WHAT NEEDS TO BE DONE>
Transcribe the entries that follow, word for word.

DATA LINES>

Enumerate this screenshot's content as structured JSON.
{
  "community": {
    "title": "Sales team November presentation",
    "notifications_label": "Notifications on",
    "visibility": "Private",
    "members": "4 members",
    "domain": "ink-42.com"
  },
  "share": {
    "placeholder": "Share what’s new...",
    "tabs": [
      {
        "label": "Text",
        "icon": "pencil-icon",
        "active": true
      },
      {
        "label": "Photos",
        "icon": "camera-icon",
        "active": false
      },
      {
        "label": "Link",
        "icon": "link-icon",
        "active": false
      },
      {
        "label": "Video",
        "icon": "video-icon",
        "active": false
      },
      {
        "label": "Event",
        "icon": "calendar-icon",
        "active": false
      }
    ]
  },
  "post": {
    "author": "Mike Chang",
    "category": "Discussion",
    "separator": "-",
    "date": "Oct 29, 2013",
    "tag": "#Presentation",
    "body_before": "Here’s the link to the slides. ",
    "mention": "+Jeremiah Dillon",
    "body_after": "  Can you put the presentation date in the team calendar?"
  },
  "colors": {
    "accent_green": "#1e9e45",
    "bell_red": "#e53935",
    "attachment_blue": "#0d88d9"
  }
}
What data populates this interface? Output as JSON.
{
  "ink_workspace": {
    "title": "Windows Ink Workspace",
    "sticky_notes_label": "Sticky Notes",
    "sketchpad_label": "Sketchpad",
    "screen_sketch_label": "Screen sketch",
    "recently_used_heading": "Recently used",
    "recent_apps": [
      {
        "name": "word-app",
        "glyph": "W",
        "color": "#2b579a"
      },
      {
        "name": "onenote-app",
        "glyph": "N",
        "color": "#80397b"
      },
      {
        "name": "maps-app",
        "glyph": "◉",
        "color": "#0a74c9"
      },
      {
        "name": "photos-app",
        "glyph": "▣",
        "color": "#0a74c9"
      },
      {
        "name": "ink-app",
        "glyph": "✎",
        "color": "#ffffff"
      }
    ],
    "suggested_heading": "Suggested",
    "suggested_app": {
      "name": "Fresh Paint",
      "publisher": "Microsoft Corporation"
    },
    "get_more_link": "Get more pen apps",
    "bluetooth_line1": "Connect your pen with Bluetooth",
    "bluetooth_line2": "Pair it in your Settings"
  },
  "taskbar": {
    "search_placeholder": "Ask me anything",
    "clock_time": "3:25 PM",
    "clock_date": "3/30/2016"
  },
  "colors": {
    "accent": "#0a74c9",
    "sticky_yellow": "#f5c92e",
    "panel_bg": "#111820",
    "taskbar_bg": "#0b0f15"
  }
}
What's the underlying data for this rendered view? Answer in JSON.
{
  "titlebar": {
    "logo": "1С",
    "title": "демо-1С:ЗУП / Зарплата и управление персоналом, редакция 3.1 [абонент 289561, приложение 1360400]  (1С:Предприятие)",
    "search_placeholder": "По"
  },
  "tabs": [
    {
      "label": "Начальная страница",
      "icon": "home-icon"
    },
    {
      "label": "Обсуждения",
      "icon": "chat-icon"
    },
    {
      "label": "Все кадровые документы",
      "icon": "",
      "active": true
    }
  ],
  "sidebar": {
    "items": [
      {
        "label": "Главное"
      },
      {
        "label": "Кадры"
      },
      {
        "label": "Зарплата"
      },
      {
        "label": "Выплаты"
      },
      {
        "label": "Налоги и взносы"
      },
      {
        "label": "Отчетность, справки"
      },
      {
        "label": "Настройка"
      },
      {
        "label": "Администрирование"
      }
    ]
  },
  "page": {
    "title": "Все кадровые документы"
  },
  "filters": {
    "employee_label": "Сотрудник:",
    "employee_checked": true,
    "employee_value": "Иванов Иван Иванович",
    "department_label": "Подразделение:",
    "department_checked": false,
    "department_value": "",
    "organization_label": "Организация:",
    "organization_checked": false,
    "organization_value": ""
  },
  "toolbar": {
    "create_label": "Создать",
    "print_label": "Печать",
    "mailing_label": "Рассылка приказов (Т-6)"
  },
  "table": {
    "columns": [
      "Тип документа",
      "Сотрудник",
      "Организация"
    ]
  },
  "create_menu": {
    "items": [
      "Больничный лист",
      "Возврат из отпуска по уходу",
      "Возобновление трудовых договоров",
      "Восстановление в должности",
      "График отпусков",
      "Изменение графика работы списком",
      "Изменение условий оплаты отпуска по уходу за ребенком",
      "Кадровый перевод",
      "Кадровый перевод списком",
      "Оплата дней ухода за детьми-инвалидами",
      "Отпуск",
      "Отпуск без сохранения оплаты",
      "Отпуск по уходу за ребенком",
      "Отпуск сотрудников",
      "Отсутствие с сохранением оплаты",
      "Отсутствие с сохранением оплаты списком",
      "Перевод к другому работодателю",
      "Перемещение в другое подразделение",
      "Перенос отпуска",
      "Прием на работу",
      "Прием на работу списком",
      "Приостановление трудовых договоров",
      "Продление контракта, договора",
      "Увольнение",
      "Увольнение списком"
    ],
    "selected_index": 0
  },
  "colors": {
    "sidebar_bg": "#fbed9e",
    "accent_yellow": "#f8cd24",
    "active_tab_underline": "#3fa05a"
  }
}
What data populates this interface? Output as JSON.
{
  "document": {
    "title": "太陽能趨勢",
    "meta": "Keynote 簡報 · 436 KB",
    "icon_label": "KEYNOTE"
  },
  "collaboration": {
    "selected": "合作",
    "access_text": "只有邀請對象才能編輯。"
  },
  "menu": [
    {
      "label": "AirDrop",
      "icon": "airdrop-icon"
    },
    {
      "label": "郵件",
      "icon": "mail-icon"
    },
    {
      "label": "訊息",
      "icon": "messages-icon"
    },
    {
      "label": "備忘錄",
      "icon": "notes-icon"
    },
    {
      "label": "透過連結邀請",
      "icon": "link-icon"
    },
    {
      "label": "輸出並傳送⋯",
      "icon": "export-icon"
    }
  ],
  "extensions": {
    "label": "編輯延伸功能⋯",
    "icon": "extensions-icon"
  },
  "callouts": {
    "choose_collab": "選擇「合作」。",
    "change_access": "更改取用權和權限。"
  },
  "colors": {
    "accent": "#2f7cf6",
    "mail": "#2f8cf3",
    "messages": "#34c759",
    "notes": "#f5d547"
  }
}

SOLUTION TO THIS TASK>
Enumerate this screenshot's content as structured JSON.
{
  "community": {
    "title": "Sales team November presentation",
    "notifications_label": "Notifications on",
    "visibility": "Private",
    "members": "4 members",
    "domain": "ink-42.com"
  },
  "share": {
    "placeholder": "Share what’s new...",
    "tabs": [
      {
        "label": "Text",
        "icon": "pencil-icon",
        "active": true
      },
      {
        "label": "Photos",
        "icon": "camera-icon",
        "active": false
      },
      {
        "label": "Link",
        "icon": "link-icon",
        "active": false
      },
      {
        "label": "Video",
        "icon": "video-icon",
        "active": false
      },
      {
        "label": "Event",
        "icon": "calendar-icon",
        "active": false
      }
    ]
  },
  "post": {
    "author": "Mike Chang",
    "category": "Discussion",
    "separator": "-",
    "date": "Oct 29, 2013",
    "tag": "#Presentation",
    "body_before": "Here’s the link to the slides. ",
    "mention": "+Jeremiah Dillon",
    "body_after": "  Can you put the presentation date in the team calendar?"
  },
  "colors": {
    "accent_green": "#1e9e45",
    "bell_red": "#e53935",
    "attachment_blue": "#0d88d9"
  }
}
What data populates this interface? Output as JSON.
{
  "ink_workspace": {
    "title": "Windows Ink Workspace",
    "sticky_notes_label": "Sticky Notes",
    "sketchpad_label": "Sketchpad",
    "screen_sketch_label": "Screen sketch",
    "recently_used_heading": "Recently used",
    "recent_apps": [
      {
        "name": "word-app",
        "glyph": "W",
        "color": "#2b579a"
      },
      {
        "name": "onenote-app",
        "glyph": "N",
        "color": "#80397b"
      },
      {
        "name": "maps-app",
        "glyph": "◉",
        "color": "#0a74c9"
      },
      {
        "name": "photos-app",
        "glyph": "▣",
        "color": "#0a74c9"
      },
      {
        "name": "ink-app",
        "glyph": "✎",
        "color": "#ffffff"
      }
    ],
    "suggested_heading": "Suggested",
    "suggested_app": {
      "name": "Fresh Paint",
      "publisher": "Microsoft Corporation"
    },
    "get_more_link": "Get more pen apps",
    "bluetooth_line1": "Connect your pen with Bluetooth",
    "bluetooth_line2": "Pair it in your Settings"
  },
  "taskbar": {
    "search_placeholder": "Ask me anything",
    "clock_time": "3:25 PM",
    "clock_date": "3/30/2016"
  },
  "colors": {
    "accent": "#0a74c9",
    "sticky_yellow": "#f5c92e",
    "panel_bg": "#111820",
    "taskbar_bg": "#0b0f15"
  }
}
What's the underlying data for this rendered view? Answer in JSON.
{
  "titlebar": {
    "logo": "1С",
    "title": "демо-1С:ЗУП / Зарплата и управление персоналом, редакция 3.1 [абонент 289561, приложение 1360400]  (1С:Предприятие)",
    "search_placeholder": "По"
  },
  "tabs": [
    {
      "label": "Начальная страница",
      "icon": "home-icon"
    },
    {
      "label": "Обсуждения",
      "icon": "chat-icon"
    },
    {
      "label": "Все кадровые документы",
      "icon": "",
      "active": true
    }
  ],
  "sidebar": {
    "items": [
      {
        "label": "Главное"
      },
      {
        "label": "Кадры"
      },
      {
        "label": "Зарплата"
      },
      {
        "label": "Выплаты"
      },
      {
        "label": "Налоги и взносы"
      },
      {
        "label": "Отчетность, справки"
      },
      {
        "label": "Настройка"
      },
      {
        "label": "Администрирование"
      }
    ]
  },
  "page": {
    "title": "Все кадровые документы"
  },
  "filters": {
    "employee_label": "Сотрудник:",
    "employee_checked": true,
    "employee_value": "Иванов Иван Иванович",
    "department_label": "Подразделение:",
    "department_checked": false,
    "department_value": "",
    "organization_label": "Организация:",
    "organization_checked": false,
    "organization_value": ""
  },
  "toolbar": {
    "create_label": "Создать",
    "print_label": "Печать",
    "mailing_label": "Рассылка приказов (Т-6)"
  },
  "table": {
    "columns": [
      "Тип документа",
      "Сотрудник",
      "Организация"
    ]
  },
  "create_menu": {
    "items": [
      "Больничный лист",
      "Возврат из отпуска по уходу",
      "Возобновление трудовых договоров",
      "Восстановление в должности",
      "График отпусков",
      "Изменение графика работы списком",
      "Изменение условий оплаты отпуска по уходу за ребенком",
      "Кадровый перевод",
      "Кадровый перевод списком",
      "Оплата дней ухода за детьми-инвалидами",
      "Отпуск",
      "Отпуск без сохранения оплаты",
      "Отпуск по уходу за ребенком",
      "Отпуск сотрудников",
      "Отсутствие с сохранением оплаты",
      "Отсутствие с сохранением оплаты списком",
      "Перевод к другому работодателю",
      "Перемещение в другое подразделение",
      "Перенос отпуска",
      "Прием на работу",
      "Прием на работу списком",
      "Приостановление трудовых договоров",
      "Продление контракта, договора",
      "Увольнение",
      "Увольнение списком"
    ],
    "selected_index": 0
  },
  "colors": {
    "sidebar_bg": "#fbed9e",
    "accent_yellow": "#f8cd24",
    "active_tab_underline": "#3fa05a"
  }
}
What data populates this interface? Output as JSON.
{
  "document": {
    "title": "太陽能趨勢",
    "meta": "Keynote 簡報 · 436 KB",
    "icon_label": "KEYNOTE"
  },
  "collaboration": {
    "selected": "合作",
    "access_text": "只有邀請對象才能編輯。"
  },
  "menu": [
    {
      "label": "AirDrop",
      "icon": "airdrop-icon"
    },
    {
      "label": "郵件",
      "icon": "mail-icon"
    },
    {
      "label": "訊息",
      "icon": "messages-icon"
    },
    {
      "label": "備忘錄",
      "icon": "notes-icon"
    },
    {
      "label": "透過連結邀請",
      "icon": "link-icon"
    },
    {
      "label": "輸出並傳送⋯",
      "icon": "export-icon"
    }
  ],
  "extensions": {
    "label": "編輯延伸功能⋯",
    "icon": "extensions-icon"
  },
  "callouts": {
    "choose_collab": "選擇「合作」。",
    "change_access": "更改取用權和權限。"
  },
  "colors": {
    "accent": "#2f7cf6",
    "mail": "#2f8cf3",
    "messages": "#34c759",
    "notes": "#f5d547"
  }
}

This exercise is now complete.